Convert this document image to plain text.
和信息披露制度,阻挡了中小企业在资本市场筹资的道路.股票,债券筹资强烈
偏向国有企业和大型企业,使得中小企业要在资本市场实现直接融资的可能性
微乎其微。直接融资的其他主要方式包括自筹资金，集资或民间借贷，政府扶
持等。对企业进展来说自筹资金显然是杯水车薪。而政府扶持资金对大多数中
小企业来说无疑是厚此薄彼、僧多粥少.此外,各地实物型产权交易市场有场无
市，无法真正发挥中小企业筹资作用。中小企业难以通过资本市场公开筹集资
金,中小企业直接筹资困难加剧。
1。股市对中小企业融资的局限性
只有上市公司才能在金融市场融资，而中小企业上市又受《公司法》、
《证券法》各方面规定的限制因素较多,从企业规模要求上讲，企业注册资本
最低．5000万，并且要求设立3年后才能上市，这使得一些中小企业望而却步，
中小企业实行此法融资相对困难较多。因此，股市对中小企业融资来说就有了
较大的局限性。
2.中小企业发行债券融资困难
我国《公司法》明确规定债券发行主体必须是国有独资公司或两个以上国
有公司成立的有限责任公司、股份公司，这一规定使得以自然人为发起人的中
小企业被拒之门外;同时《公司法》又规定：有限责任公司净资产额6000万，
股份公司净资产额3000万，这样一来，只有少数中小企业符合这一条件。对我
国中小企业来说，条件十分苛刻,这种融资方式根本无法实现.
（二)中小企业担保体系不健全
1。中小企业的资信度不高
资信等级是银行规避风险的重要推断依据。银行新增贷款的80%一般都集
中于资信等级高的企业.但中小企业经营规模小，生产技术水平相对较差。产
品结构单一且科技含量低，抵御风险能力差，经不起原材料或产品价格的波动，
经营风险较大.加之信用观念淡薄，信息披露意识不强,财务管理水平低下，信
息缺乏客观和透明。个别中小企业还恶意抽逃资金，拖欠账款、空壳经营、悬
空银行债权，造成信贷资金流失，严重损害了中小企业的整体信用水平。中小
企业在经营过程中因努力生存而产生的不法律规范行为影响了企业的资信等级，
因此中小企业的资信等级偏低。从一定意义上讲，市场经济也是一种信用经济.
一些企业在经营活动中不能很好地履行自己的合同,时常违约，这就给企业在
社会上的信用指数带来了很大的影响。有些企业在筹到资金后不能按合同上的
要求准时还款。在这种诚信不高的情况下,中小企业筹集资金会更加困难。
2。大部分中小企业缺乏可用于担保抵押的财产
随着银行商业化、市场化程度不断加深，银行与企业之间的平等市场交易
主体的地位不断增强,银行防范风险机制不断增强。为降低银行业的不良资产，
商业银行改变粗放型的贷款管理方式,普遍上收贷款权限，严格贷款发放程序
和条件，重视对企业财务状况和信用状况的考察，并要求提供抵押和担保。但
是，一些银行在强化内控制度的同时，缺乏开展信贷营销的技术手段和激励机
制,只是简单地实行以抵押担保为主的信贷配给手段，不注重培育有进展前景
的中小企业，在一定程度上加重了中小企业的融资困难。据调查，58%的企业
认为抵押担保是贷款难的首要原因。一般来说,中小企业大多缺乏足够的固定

---+---

• [SHORT TASK]
From the data above, extract every line in its exact form.

• [FINISHED TASK]
Convert this document image to plain text.
和信息披露制度,阻挡了中小企业在资本市场筹资的道路.股票,债券筹资强烈
偏向国有企业和大型企业,使得中小企业要在资本市场实现直接融资的可能性
微乎其微。直接融资的其他主要方式包括自筹资金，集资或民间借贷，政府扶
持等。对企业进展来说自筹资金显然是杯水车薪。而政府扶持资金对大多数中
小企业来说无疑是厚此薄彼、僧多粥少.此外,各地实物型产权交易市场有场无
市，无法真正发挥中小企业筹资作用。中小企业难以通过资本市场公开筹集资
金,中小企业直接筹资困难加剧。
1。股市对中小企业融资的局限性
只有上市公司才能在金融市场融资，而中小企业上市又受《公司法》、
《证券法》各方面规定的限制因素较多,从企业规模要求上讲，企业注册资本
最低．5000万，并且要求设立3年后才能上市，这使得一些中小企业望而却步，
中小企业实行此法融资相对困难较多。因此，股市对中小企业融资来说就有了
较大的局限性。
2.中小企业发行债券融资困难
我国《公司法》明确规定债券发行主体必须是国有独资公司或两个以上国
有公司成立的有限责任公司、股份公司，这一规定使得以自然人为发起人的中
小企业被拒之门外;同时《公司法》又规定：有限责任公司净资产额6000万，
股份公司净资产额3000万，这样一来，只有少数中小企业符合这一条件。对我
国中小企业来说，条件十分苛刻,这种融资方式根本无法实现.
（二)中小企业担保体系不健全
1。中小企业的资信度不高
资信等级是银行规避风险的重要推断依据。银行新增贷款的80%一般都集
中于资信等级高的企业.但中小企业经营规模小，生产技术水平相对较差。产
品结构单一且科技含量低，抵御风险能力差，经不起原材料或产品价格的波动，
经营风险较大.加之信用观念淡薄，信息披露意识不强,财务管理水平低下，信
息缺乏客观和透明。个别中小企业还恶意抽逃资金，拖欠账款、空壳经营、悬
空银行债权，造成信贷资金流失，严重损害了中小企业的整体信用水平。中小
企业在经营过程中因努力生存而产生的不法律规范行为影响了企业的资信等级，
因此中小企业的资信等级偏低。从一定意义上讲，市场经济也是一种信用经济.
一些企业在经营活动中不能很好地履行自己的合同,时常违约，这就给企业在
社会上的信用指数带来了很大的影响。有些企业在筹到资金后不能按合同上的
要求准时还款。在这种诚信不高的情况下,中小企业筹集资金会更加困难。
2。大部分中小企业缺乏可用于担保抵押的财产
随着银行商业化、市场化程度不断加深，银行与企业之间的平等市场交易
主体的地位不断增强,银行防范风险机制不断增强。为降低银行业的不良资产，
商业银行改变粗放型的贷款管理方式,普遍上收贷款权限，严格贷款发放程序
和条件，重视对企业财务状况和信用状况的考察，并要求提供抵押和担保。但
是，一些银行在强化内控制度的同时，缺乏开展信贷营销的技术手段和激励机
制,只是简单地实行以抵押担保为主的信贷配给手段，不注重培育有进展前景
的中小企业，在一定程度上加重了中小企业的融资困难。据调查，58%的企业
认为抵押担保是贷款难的首要原因。一般来说,中小企业大多缺乏足够的固定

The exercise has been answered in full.